Work to do: Count the lines below that contain the word "glyph", and report only that number.
..............................
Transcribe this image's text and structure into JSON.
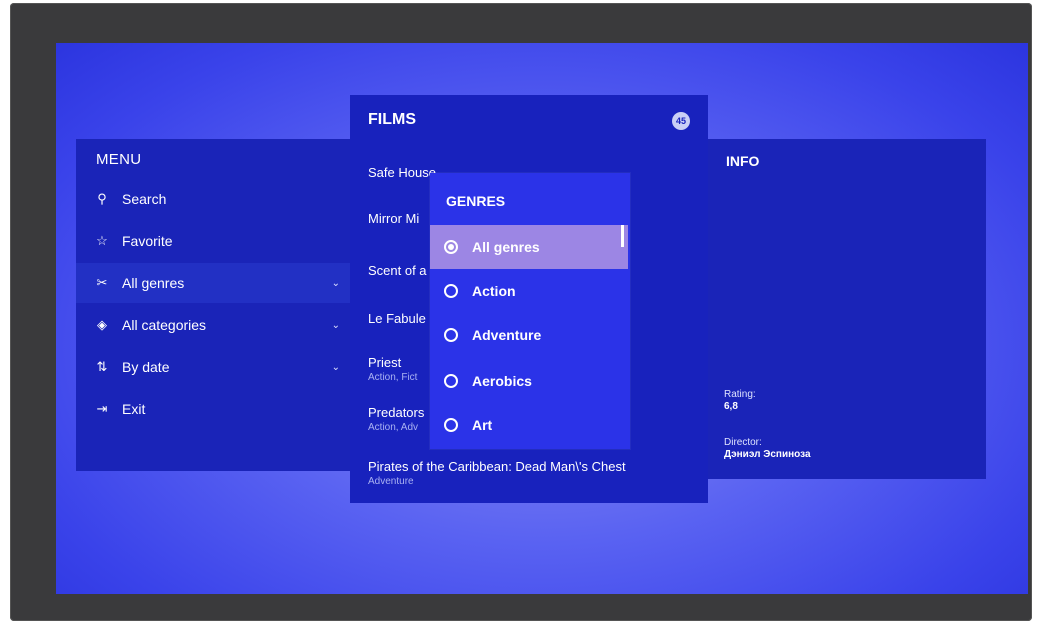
{
  "menu": {
    "title": "MENU",
    "items": [
      {
        "label": "Search",
        "icon": "search-icon",
        "glyph": "⚲"
      },
      {
        "label": "Favorite",
        "icon": "star-icon",
        "glyph": "☆"
      },
      {
        "label": "All genres",
        "icon": "genres-icon",
        "glyph": "✂"
      },
      {
        "label": "All categories",
        "icon": "categories-icon",
        "glyph": "◈"
      },
      {
        "label": "By date",
        "icon": "sort-icon",
        "glyph": "⇅"
      },
      {
        "label": "Exit",
        "icon": "exit-icon",
        "glyph": "⇥"
      }
    ],
    "active_index": 2
  },
  "films": {
    "title": "FILMS",
    "count": "45",
    "items": [
      {
        "title": "Safe House",
        "genres": ""
      },
      {
        "title": "Mirror Mi",
        "genres": ""
      },
      {
        "title": "Scent of a",
        "genres": ""
      },
      {
        "title": "Le Fabule",
        "genres": ""
      },
      {
        "title": "Priest",
        "genres": "Action, Fict"
      },
      {
        "title": "Predators",
        "genres": "Action, Adv"
      },
      {
        "title": "Pirates of the Caribbean: Dead Man\\'s Chest",
        "genres": "Adventure"
      }
    ]
  },
  "genres": {
    "title": "GENRES",
    "options": [
      "All genres",
      "Action",
      "Adventure",
      "Aerobics",
      "Art"
    ],
    "selected": "All genres"
  },
  "info": {
    "title": "INFO",
    "rating_label": "Rating:",
    "rating_value": "6,8",
    "director_label": "Director:",
    "director_value": "Дэниэл Эспиноза"
  },
  "colors": {
    "screen_bg": "#4a54ee",
    "panel_bg": "#1a24b8",
    "popup_bg": "#2b33e8",
    "selected_bg": "#9c86e4"
  }
}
..............................
Output for this exercise: 6